— Start LISTING —

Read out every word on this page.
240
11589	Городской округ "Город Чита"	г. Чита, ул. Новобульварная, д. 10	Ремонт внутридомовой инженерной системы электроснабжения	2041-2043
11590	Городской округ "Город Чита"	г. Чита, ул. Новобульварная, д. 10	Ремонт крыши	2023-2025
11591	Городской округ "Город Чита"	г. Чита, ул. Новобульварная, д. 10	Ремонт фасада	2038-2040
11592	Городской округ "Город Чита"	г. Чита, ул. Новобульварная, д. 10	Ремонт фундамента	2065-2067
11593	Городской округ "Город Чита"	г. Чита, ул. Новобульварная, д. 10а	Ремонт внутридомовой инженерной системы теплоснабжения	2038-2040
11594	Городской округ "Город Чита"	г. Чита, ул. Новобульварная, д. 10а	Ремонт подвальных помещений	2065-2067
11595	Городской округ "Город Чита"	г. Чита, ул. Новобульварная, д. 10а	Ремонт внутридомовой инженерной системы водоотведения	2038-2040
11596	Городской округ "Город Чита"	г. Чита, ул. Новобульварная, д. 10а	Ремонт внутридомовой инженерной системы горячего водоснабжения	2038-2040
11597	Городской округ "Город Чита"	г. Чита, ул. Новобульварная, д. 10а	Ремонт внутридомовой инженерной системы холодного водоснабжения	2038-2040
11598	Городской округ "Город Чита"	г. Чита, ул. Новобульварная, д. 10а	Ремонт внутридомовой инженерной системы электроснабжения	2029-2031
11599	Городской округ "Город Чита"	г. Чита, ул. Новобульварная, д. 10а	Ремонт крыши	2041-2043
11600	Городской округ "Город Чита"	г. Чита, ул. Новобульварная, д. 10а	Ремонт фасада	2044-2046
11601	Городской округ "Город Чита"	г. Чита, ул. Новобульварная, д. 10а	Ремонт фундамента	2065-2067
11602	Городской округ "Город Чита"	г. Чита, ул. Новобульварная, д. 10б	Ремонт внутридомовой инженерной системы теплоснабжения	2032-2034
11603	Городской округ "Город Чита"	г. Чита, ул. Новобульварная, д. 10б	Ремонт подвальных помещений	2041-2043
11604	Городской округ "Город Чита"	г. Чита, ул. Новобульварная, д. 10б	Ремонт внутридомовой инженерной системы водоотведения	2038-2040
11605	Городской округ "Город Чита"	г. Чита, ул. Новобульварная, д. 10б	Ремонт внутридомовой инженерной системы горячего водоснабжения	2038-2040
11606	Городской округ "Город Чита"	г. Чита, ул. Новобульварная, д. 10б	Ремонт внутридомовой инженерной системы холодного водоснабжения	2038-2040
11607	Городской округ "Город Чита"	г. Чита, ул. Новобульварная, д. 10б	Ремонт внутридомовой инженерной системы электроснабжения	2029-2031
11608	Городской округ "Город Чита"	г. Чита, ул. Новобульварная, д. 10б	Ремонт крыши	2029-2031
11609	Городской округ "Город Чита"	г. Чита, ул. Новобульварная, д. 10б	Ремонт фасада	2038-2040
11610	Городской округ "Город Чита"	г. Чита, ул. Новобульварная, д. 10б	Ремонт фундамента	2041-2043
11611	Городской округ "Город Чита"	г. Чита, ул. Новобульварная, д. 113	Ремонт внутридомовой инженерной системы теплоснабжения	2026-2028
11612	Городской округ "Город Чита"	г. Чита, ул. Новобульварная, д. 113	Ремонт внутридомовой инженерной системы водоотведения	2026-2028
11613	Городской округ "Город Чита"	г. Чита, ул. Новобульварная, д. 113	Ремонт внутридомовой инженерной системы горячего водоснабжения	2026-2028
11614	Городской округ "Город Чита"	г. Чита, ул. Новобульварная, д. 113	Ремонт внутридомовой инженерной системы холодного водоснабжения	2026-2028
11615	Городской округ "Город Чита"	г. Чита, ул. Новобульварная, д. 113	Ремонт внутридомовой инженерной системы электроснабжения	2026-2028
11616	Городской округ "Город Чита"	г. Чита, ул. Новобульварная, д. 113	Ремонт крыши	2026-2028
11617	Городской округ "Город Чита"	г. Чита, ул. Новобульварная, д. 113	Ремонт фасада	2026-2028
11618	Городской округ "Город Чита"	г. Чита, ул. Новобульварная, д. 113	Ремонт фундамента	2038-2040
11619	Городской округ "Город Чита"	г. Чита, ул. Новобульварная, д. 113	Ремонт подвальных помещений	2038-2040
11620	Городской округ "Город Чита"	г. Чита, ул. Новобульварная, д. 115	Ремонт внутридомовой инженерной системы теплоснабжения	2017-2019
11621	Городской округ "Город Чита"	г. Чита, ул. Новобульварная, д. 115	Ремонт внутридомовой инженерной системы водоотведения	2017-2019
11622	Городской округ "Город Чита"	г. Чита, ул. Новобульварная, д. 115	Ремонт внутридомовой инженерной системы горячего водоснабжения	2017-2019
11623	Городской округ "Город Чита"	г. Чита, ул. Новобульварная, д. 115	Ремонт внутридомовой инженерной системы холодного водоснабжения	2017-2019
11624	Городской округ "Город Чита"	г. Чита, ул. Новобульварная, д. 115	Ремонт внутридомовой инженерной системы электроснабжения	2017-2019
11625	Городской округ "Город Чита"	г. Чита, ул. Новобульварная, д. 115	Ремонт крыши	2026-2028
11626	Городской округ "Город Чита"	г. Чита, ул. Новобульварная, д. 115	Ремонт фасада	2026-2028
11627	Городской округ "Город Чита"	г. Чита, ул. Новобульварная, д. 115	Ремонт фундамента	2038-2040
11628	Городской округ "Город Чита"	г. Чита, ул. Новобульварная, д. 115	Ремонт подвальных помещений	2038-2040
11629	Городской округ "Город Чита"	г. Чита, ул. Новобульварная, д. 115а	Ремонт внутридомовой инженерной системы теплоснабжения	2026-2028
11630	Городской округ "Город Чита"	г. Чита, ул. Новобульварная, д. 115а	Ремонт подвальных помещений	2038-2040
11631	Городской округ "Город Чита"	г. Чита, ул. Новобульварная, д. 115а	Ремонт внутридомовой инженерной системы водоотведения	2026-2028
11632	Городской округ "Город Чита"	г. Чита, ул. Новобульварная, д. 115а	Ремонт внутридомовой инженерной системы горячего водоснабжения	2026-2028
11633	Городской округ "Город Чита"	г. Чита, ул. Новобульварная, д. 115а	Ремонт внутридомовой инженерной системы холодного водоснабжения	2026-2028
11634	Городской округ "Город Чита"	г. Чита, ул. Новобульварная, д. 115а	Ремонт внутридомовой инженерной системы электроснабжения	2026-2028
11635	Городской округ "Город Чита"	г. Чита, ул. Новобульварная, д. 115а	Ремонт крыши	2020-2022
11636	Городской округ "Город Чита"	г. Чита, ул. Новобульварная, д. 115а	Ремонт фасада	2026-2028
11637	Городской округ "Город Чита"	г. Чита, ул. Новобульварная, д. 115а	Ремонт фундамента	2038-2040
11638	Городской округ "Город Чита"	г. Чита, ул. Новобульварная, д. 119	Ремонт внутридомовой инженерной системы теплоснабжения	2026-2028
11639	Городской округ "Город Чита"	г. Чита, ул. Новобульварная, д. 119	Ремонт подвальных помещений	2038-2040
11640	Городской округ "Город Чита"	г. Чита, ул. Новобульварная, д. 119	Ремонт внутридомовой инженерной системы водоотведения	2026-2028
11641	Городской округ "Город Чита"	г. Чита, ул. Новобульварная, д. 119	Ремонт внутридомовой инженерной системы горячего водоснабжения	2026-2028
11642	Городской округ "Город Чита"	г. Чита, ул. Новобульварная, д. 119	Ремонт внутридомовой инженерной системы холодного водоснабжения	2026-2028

— End LISTING —

## [PROBLEM TO WORK ON]
Return every line exactly.

## [ANSWER]
Read out every word on this page.
240
11589	Городской округ "Город Чита"	г. Чита, ул. Новобульварная, д. 10	Ремонт внутридомовой инженерной системы электроснабжения	2041-2043
11590	Городской округ "Город Чита"	г. Чита, ул. Новобульварная, д. 10	Ремонт крыши	2023-2025
11591	Городской округ "Город Чита"	г. Чита, ул. Новобульварная, д. 10	Ремонт фасада	2038-2040
11592	Городской округ "Город Чита"	г. Чита, ул. Новобульварная, д. 10	Ремонт фундамента	2065-2067
11593	Городской округ "Город Чита"	г. Чита, ул. Новобульварная, д. 10а	Ремонт внутридомовой инженерной системы теплоснабжения	2038-2040
11594	Городской округ "Город Чита"	г. Чита, ул. Новобульварная, д. 10а	Ремонт подвальных помещений	2065-2067
11595	Городской округ "Город Чита"	г. Чита, ул. Новобульварная, д. 10а	Ремонт внутридомовой инженерной системы водоотведения	2038-2040
11596	Городской округ "Город Чита"	г. Чита, ул. Новобульварная, д. 10а	Ремонт внутридомовой инженерной системы горячего водоснабжения	2038-2040
11597	Городской округ "Город Чита"	г. Чита, ул. Новобульварная, д. 10а	Ремонт внутридомовой инженерной системы холодного водоснабжения	2038-2040
11598	Городской округ "Город Чита"	г. Чита, ул. Новобульварная, д. 10а	Ремонт внутридомовой инженерной системы электроснабжения	2029-2031
11599	Городской округ "Город Чита"	г. Чита, ул. Новобульварная, д. 10а	Ремонт крыши	2041-2043
11600	Городской округ "Город Чита"	г. Чита, ул. Новобульварная, д. 10а	Ремонт фасада	2044-2046
11601	Городской округ "Город Чита"	г. Чита, ул. Новобульварная, д. 10а	Ремонт фундамента	2065-2067
11602	Городской округ "Город Чита"	г. Чита, ул. Новобульварная, д. 10б	Ремонт внутридомовой инженерной системы теплоснабжения	2032-2034
11603	Городской округ "Город Чита"	г. Чита, ул. Новобульварная, д. 10б	Ремонт подвальных помещений	2041-2043
11604	Городской округ "Город Чита"	г. Чита, ул. Новобульварная, д. 10б	Ремонт внутридомовой инженерной системы водоотведения	2038-2040
11605	Городской округ "Город Чита"	г. Чита, ул. Новобульварная, д. 10б	Ремонт внутридомовой инженерной системы горячего водоснабжения	2038-2040
11606	Городской округ "Город Чита"	г. Чита, ул. Новобульварная, д. 10б	Ремонт внутридомовой инженерной системы холодного водоснабжения	2038-2040
11607	Городской округ "Город Чита"	г. Чита, ул. Новобульварная, д. 10б	Ремонт внутридомовой инженерной системы электроснабжения	2029-2031
11608	Городской округ "Город Чита"	г. Чита, ул. Новобульварная, д. 10б	Ремонт крыши	2029-2031
11609	Городской округ "Город Чита"	г. Чита, ул. Новобульварная, д. 10б	Ремонт фасада	2038-2040
11610	Городской округ "Город Чита"	г. Чита, ул. Новобульварная, д. 10б	Ремонт фундамента	2041-2043
11611	Городской округ "Город Чита"	г. Чита, ул. Новобульварная, д. 113	Ремонт внутридомовой инженерной системы теплоснабжения	2026-2028
11612	Городской округ "Город Чита"	г. Чита, ул. Новобульварная, д. 113	Ремонт внутридомовой инженерной системы водоотведения	2026-2028
11613	Городской округ "Город Чита"	г. Чита, ул. Новобульварная, д. 113	Ремонт внутридомовой инженерной системы горячего водоснабжения	2026-2028
11614	Городской округ "Город Чита"	г. Чита, ул. Новобульварная, д. 113	Ремонт внутридомовой инженерной системы холодного водоснабжения	2026-2028
11615	Городской округ "Город Чита"	г. Чита, ул. Новобульварная, д. 113	Ремонт внутридомовой инженерной системы электроснабжения	2026-2028
11616	Городской округ "Город Чита"	г. Чита, ул. Новобульварная, д. 113	Ремонт крыши	2026-2028
11617	Городской округ "Город Чита"	г. Чита, ул. Новобульварная, д. 113	Ремонт фасада	2026-2028
11618	Городской округ "Город Чита"	г. Чита, ул. Новобульварная, д. 113	Ремонт фундамента	2038-2040
11619	Городской округ "Город Чита"	г. Чита, ул. Новобульварная, д. 113	Ремонт подвальных помещений	2038-2040
11620	Городской округ "Город Чита"	г. Чита, ул. Новобульварная, д. 115	Ремонт внутридомовой инженерной системы теплоснабжения	2017-2019
11621	Городской округ "Город Чита"	г. Чита, ул. Новобульварная, д. 115	Ремонт внутридомовой инженерной системы водоотведения	2017-2019
11622	Городской округ "Город Чита"	г. Чита, ул. Новобульварная, д. 115	Ремонт внутридомовой инженерной системы горячего водоснабжения	2017-2019
11623	Городской округ "Город Чита"	г. Чита, ул. Новобульварная, д. 115	Ремонт внутридомовой инженерной системы холодного водоснабжения	2017-2019
11624	Городской округ "Город Чита"	г. Чита, ул. Новобульварная, д. 115	Ремонт внутридомовой инженерной системы электроснабжения	2017-2019
11625	Городской округ "Город Чита"	г. Чита, ул. Новобульварная, д. 115	Ремонт крыши	2026-2028
11626	Городской округ "Город Чита"	г. Чита, ул. Новобульварная, д. 115	Ремонт фасада	2026-2028
11627	Городской округ "Город Чита"	г. Чита, ул. Новобульварная, д. 115	Ремонт фундамента	2038-2040
11628	Городской округ "Город Чита"	г. Чита, ул. Новобульварная, д. 115	Ремонт подвальных помещений	2038-2040
11629	Городской округ "Город Чита"	г. Чита, ул. Новобульварная, д. 115а	Ремонт внутридомовой инженерной системы теплоснабжения	2026-2028
11630	Городской округ "Город Чита"	г. Чита, ул. Новобульварная, д. 115а	Ремонт подвальных помещений	2038-2040
11631	Городской округ "Город Чита"	г. Чита, ул. Новобульварная, д. 115а	Ремонт внутридомовой инженерной системы водоотведения	2026-2028
11632	Городской округ "Город Чита"	г. Чита, ул. Новобульварная, д. 115а	Ремонт внутридомовой инженерной системы горячего водоснабжения	2026-2028
11633	Городской округ "Город Чита"	г. Чита, ул. Новобульварная, д. 115а	Ремонт внутридомовой инженерной системы холодного водоснабжения	2026-2028
11634	Городской округ "Город Чита"	г. Чита, ул. Новобульварная, д. 115а	Ремонт внутридомовой инженерной системы электроснабжения	2026-2028
11635	Городской округ "Город Чита"	г. Чита, ул. Новобульварная, д. 115а	Ремонт крыши	2020-2022
11636	Городской округ "Город Чита"	г. Чита, ул. Новобульварная, д. 115а	Ремонт фасада	2026-2028
11637	Городской округ "Город Чита"	г. Чита, ул. Новобульварная, д. 115а	Ремонт фундамента	2038-2040
11638	Городской округ "Город Чита"	г. Чита, ул. Новобульварная, д. 119	Ремонт внутридомовой инженерной системы теплоснабжения	2026-2028
11639	Городской округ "Город Чита"	г. Чита, ул. Новобульварная, д. 119	Ремонт подвальных помещений	2038-2040
11640	Городской округ "Город Чита"	г. Чита, ул. Новобульварная, д. 119	Ремонт внутридомовой инженерной системы водоотведения	2026-2028
11641	Городской округ "Город Чита"	г. Чита, ул. Новобульварная, д. 119	Ремонт внутридомовой инженерной системы горячего водоснабжения	2026-2028
11642	Городской округ "Город Чита"	г. Чита, ул. Новобульварная, д. 119	Ремонт внутридомовой инженерной системы холодного водоснабжения	2026-2028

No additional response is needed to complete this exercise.